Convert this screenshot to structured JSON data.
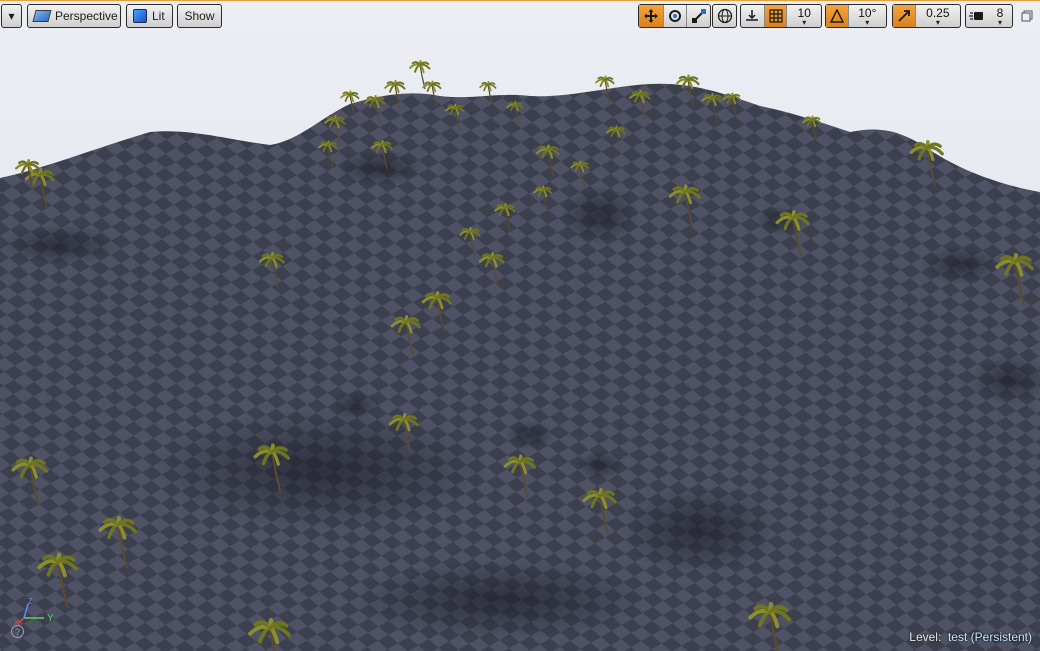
{
  "toolbar": {
    "viewport_options_caret": "▾",
    "perspective_label": "Perspective",
    "lit_label": "Lit",
    "show_label": "Show",
    "grid_snap_value": "10",
    "rotation_snap_value": "10°",
    "scale_snap_value": "0.25",
    "camera_speed_value": "8"
  },
  "status": {
    "level_label": "Level:",
    "level_value": "test (Persistent)"
  },
  "axis": {
    "x_label": "X",
    "y_label": "Y",
    "z_label": "Z"
  },
  "help": "?",
  "colors": {
    "toolbar_active": "#e38b24",
    "sky": "#e9eaf0",
    "terrain_light": "#4d5163",
    "terrain_dark": "#3a3d4c",
    "palm_fronds": "#8b8f2a",
    "level_value_color": "#bfe6ff"
  },
  "icons": [
    "viewport-menu-caret-icon",
    "perspective-icon",
    "lit-cube-icon",
    "translate-icon",
    "rotate-icon",
    "scale-icon",
    "world-icon",
    "surface-snap-icon",
    "grid-snap-icon",
    "rotation-snap-icon",
    "scale-snap-icon",
    "camera-speed-icon",
    "maximize-icon",
    "help-icon"
  ]
}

_ _ _ _

## Problem
Will you restate every entry word for word and omit the images?

## Output
Convert this screenshot to structured JSON data.
{
  "toolbar": {
    "viewport_options_caret": "▾",
    "perspective_label": "Perspective",
    "lit_label": "Lit",
    "show_label": "Show",
    "grid_snap_value": "10",
    "rotation_snap_value": "10°",
    "scale_snap_value": "0.25",
    "camera_speed_value": "8"
  },
  "status": {
    "level_label": "Level:",
    "level_value": "test (Persistent)"
  },
  "axis": {
    "x_label": "X",
    "y_label": "Y",
    "z_label": "Z"
  },
  "help": "?",
  "colors": {
    "toolbar_active": "#e38b24",
    "sky": "#e9eaf0",
    "terrain_light": "#4d5163",
    "terrain_dark": "#3a3d4c",
    "palm_fronds": "#8b8f2a",
    "level_value_color": "#bfe6ff"
  },
  "icons": [
    "viewport-menu-caret-icon",
    "perspective-icon",
    "lit-cube-icon",
    "translate-icon",
    "rotate-icon",
    "scale-icon",
    "world-icon",
    "surface-snap-icon",
    "grid-snap-icon",
    "rotation-snap-icon",
    "scale-snap-icon",
    "camera-speed-icon",
    "maximize-icon",
    "help-icon"
  ]
}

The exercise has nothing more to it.